───── Dataset entries ─────

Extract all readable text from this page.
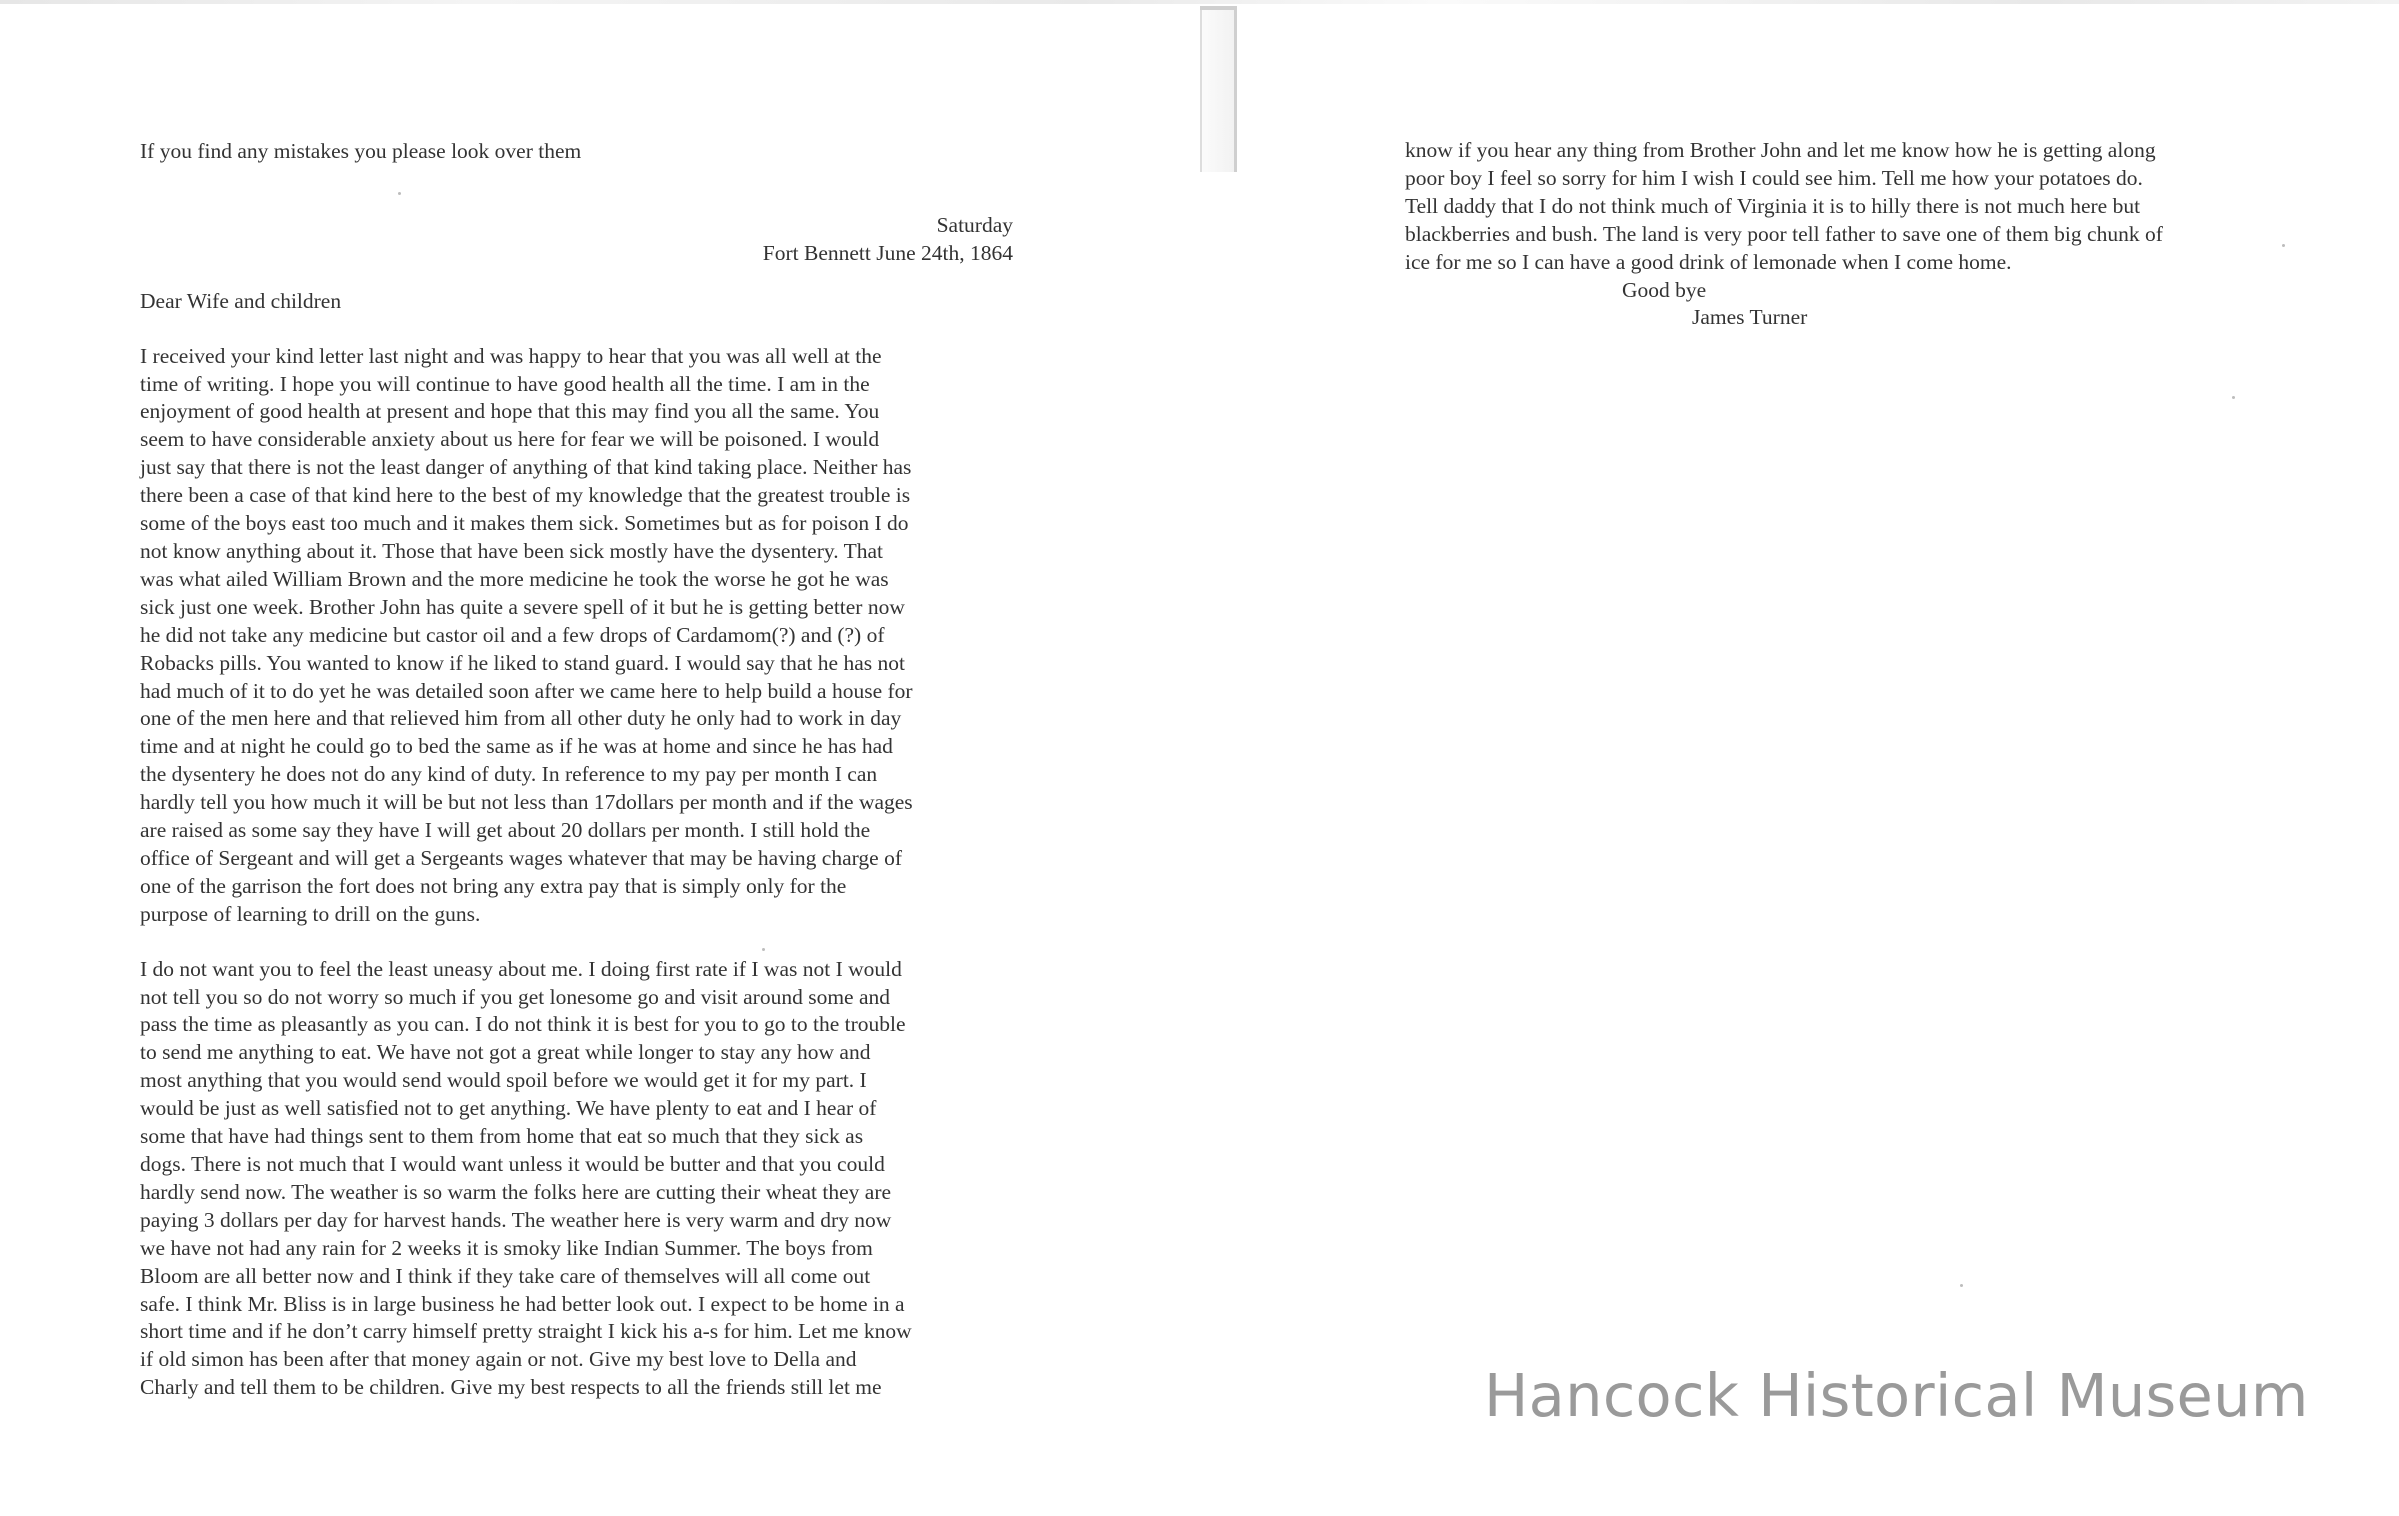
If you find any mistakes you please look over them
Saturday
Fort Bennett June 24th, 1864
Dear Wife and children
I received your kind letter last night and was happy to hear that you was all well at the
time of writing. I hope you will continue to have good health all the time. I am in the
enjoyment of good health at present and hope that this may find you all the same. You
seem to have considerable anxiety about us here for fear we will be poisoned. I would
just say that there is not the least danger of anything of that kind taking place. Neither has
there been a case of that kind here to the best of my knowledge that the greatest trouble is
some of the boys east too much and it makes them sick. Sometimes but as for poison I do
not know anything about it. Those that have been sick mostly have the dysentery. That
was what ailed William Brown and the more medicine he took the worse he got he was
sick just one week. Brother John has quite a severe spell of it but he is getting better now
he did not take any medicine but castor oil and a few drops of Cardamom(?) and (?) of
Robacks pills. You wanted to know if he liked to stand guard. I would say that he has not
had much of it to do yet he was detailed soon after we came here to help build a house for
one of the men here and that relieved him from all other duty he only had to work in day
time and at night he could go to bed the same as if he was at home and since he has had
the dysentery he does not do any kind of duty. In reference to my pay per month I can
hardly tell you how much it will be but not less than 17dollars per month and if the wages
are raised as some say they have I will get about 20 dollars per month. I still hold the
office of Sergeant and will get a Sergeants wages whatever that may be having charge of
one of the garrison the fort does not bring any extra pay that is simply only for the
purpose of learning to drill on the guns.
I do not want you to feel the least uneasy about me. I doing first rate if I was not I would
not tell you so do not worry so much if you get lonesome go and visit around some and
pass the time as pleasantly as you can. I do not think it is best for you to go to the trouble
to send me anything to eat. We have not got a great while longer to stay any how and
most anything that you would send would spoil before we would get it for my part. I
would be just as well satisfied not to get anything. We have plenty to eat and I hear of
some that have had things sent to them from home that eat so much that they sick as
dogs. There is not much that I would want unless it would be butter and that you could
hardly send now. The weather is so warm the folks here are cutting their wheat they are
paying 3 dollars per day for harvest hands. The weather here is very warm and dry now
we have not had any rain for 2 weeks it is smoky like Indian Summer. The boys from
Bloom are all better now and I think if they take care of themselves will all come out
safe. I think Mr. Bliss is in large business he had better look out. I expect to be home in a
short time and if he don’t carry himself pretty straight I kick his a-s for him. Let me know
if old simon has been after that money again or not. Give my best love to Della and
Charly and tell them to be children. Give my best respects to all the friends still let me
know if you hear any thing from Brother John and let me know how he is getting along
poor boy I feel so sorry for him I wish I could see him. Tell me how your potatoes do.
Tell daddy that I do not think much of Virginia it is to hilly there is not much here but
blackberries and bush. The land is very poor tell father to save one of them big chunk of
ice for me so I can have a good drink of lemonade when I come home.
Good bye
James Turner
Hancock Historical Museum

─────
───── Dataset entries ─────

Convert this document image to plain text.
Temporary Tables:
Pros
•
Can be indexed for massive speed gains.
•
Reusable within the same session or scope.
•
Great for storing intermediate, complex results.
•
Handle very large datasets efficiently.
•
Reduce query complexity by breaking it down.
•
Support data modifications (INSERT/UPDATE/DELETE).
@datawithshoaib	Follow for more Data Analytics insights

─────

• _Requirements_
Identify and copy all lines with the word "very".

• _Correct output_
paying 3 dollars per day for harvest hands. The weather here is very warm and dry now
blackberries and bush. The land is very poor tell father to save one of them big chunk of
Handle very large datasets efficiently.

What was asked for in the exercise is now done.